→ RECORDS

+++

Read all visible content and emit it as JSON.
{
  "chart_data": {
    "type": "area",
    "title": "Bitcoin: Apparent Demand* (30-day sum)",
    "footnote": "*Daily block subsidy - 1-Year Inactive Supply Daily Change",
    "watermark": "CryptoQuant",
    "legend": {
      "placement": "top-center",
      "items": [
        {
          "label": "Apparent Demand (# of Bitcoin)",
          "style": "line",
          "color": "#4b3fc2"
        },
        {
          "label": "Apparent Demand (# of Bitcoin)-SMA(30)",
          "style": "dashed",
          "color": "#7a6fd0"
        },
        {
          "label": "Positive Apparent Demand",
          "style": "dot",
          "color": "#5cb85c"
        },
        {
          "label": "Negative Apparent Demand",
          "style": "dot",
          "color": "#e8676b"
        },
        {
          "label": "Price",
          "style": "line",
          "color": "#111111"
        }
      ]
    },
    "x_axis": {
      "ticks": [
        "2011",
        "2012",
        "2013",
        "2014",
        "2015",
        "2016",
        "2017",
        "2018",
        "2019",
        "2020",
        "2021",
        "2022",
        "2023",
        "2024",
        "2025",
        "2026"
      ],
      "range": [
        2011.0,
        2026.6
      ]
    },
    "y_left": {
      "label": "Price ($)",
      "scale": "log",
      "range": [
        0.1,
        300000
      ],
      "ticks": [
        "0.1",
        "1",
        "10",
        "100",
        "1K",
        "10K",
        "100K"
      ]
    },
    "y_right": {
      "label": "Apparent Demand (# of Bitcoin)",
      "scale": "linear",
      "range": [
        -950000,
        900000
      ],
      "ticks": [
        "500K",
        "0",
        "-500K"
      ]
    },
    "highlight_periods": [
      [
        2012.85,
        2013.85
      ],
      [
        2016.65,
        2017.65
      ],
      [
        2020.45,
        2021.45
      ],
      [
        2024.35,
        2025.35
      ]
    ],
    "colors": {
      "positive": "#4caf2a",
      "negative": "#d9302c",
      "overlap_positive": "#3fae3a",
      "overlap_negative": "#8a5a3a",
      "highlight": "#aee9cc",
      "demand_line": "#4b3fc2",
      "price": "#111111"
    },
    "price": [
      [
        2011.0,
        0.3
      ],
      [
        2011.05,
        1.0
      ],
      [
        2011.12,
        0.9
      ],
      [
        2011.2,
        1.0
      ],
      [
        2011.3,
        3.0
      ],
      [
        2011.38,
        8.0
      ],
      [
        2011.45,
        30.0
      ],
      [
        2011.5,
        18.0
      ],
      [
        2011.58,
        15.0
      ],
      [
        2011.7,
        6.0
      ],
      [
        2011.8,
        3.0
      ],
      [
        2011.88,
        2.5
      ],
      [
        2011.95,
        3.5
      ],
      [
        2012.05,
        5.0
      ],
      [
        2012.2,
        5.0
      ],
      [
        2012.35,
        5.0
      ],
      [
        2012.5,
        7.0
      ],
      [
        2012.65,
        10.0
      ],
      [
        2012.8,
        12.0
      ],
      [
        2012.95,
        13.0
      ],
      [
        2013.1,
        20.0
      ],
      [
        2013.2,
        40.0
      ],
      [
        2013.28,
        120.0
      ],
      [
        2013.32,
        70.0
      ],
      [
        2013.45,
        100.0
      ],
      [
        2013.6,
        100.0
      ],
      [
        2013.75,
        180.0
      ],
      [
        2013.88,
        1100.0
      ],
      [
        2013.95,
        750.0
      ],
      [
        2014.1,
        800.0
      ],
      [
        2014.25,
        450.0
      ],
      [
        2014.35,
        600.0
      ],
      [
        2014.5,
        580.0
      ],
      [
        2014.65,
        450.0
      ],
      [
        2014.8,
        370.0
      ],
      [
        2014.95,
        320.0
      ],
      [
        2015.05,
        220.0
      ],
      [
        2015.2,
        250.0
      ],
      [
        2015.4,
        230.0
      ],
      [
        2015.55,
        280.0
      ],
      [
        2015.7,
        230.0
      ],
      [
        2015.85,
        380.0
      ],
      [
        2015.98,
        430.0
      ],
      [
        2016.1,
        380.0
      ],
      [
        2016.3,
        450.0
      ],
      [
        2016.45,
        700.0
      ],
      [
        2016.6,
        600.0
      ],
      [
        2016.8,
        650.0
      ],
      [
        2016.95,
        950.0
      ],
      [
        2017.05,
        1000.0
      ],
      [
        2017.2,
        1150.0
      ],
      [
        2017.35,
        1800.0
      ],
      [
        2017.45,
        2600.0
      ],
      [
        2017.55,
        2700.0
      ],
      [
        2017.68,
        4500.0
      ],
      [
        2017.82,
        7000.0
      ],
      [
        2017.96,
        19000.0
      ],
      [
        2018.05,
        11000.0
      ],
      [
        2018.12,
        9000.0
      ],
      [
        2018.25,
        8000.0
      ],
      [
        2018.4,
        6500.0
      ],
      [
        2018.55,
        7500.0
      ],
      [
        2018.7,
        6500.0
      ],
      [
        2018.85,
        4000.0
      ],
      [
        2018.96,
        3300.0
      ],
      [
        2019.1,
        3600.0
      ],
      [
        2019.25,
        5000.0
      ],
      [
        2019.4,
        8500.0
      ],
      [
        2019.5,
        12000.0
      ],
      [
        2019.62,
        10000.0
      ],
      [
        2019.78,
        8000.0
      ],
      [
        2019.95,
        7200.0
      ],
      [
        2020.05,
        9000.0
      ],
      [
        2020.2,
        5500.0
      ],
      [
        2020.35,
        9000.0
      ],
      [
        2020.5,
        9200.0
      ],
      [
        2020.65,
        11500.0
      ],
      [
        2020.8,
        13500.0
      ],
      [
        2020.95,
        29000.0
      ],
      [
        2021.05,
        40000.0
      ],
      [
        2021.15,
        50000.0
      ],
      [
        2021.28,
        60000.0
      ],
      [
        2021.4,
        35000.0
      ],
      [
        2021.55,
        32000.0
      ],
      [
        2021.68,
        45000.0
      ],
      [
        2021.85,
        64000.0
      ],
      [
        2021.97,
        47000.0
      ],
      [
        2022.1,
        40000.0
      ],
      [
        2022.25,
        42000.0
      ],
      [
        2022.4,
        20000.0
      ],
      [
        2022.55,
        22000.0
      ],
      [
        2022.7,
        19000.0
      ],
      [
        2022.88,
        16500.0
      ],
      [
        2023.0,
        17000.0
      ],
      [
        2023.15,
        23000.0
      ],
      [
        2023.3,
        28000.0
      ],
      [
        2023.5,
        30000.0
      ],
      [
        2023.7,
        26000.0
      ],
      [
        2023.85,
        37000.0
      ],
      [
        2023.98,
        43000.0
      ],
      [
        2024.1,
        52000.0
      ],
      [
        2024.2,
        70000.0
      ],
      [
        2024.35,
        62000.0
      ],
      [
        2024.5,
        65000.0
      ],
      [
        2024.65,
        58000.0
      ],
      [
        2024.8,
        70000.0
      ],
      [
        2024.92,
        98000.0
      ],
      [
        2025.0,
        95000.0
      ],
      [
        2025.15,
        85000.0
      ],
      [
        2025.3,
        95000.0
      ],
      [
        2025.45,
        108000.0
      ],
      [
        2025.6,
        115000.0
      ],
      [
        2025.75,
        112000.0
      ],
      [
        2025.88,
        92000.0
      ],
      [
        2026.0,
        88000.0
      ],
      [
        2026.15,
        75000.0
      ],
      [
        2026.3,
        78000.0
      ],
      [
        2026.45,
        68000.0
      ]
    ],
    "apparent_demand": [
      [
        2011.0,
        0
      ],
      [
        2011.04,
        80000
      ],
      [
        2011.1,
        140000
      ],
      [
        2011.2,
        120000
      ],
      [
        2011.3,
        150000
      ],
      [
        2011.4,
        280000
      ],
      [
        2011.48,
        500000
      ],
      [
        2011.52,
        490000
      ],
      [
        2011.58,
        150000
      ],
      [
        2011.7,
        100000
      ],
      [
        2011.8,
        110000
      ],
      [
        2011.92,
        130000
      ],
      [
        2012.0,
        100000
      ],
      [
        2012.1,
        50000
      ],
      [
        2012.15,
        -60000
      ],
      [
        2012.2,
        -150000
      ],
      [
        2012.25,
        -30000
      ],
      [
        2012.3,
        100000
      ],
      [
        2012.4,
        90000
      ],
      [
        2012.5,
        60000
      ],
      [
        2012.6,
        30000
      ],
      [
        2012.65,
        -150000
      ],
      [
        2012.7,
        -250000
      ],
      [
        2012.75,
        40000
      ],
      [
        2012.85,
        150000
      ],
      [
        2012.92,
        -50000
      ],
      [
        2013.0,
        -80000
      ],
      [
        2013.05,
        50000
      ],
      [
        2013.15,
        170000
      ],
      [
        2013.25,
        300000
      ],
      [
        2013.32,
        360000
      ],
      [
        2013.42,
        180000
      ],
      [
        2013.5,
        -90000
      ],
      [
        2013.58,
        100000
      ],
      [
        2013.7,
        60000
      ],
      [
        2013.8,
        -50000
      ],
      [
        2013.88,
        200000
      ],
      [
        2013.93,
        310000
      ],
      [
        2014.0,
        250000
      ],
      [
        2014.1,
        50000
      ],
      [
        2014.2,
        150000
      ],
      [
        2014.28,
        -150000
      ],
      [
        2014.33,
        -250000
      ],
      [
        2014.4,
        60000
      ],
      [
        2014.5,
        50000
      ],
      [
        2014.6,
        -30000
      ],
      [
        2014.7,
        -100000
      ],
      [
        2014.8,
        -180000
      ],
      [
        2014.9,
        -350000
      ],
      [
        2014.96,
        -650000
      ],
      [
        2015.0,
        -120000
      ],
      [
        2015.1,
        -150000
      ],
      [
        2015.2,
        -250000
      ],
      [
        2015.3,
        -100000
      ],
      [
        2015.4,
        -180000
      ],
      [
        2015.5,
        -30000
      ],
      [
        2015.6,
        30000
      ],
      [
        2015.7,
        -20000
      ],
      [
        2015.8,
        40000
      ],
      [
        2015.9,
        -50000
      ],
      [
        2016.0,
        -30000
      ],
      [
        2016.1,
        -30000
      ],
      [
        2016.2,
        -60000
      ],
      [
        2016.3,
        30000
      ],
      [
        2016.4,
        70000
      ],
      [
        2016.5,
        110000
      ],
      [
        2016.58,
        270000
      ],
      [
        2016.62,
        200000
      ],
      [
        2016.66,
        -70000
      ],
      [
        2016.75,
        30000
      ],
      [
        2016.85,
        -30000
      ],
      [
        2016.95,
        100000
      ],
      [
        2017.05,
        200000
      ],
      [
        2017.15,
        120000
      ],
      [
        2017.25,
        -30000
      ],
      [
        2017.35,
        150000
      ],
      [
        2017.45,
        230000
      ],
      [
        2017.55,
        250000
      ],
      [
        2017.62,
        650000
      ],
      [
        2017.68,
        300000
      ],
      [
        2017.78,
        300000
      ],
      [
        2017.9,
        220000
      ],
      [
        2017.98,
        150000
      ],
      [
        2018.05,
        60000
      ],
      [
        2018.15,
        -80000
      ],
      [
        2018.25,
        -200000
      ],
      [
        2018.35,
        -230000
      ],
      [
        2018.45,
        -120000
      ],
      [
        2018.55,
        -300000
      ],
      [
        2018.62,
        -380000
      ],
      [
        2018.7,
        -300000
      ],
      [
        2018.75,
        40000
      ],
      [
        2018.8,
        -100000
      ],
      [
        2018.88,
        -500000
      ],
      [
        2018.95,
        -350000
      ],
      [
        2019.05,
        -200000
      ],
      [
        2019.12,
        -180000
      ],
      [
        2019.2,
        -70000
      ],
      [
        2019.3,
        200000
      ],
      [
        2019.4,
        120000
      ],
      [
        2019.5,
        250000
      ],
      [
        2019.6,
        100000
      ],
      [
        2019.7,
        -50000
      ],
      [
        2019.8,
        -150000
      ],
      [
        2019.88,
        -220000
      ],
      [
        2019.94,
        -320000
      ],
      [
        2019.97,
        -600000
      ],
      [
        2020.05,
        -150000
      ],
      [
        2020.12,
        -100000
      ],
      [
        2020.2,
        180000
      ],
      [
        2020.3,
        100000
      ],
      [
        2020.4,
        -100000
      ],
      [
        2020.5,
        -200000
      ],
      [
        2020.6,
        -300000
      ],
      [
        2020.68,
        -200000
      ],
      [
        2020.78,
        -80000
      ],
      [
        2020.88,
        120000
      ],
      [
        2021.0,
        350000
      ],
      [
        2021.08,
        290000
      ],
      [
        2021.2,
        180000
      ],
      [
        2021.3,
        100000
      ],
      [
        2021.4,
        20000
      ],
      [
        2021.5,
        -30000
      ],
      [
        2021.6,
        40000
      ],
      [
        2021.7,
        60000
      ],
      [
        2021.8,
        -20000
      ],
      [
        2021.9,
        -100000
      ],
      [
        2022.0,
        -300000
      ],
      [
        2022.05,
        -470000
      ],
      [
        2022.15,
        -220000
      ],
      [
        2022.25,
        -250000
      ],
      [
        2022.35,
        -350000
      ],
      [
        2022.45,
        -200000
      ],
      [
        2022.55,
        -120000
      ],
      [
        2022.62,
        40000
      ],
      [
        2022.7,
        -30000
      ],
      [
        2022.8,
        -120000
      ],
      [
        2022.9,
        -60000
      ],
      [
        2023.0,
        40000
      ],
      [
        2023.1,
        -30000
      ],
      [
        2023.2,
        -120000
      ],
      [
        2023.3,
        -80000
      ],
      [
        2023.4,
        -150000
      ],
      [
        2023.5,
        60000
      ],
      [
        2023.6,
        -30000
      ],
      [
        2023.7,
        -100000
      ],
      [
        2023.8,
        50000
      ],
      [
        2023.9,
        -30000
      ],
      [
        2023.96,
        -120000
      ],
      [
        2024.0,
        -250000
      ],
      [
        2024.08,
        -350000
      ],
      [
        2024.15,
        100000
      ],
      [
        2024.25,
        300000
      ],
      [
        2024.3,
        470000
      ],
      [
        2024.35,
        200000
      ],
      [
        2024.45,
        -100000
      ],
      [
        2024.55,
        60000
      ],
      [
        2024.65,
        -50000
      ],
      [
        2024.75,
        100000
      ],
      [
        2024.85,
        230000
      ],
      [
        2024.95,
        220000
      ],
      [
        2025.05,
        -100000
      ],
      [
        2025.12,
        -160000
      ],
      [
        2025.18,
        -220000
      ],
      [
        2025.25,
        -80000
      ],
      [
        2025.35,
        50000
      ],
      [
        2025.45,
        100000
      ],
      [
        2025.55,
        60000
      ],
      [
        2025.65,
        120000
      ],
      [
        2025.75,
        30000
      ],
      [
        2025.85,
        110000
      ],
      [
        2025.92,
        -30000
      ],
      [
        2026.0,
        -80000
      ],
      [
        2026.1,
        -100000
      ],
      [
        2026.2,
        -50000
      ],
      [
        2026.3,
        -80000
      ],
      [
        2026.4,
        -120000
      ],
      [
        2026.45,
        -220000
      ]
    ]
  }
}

+++

→ TASK OBJECTIVE
Count every line above that holds the word "Bitcoin", and state the number and nothing more.

→ TASK ANSWER
4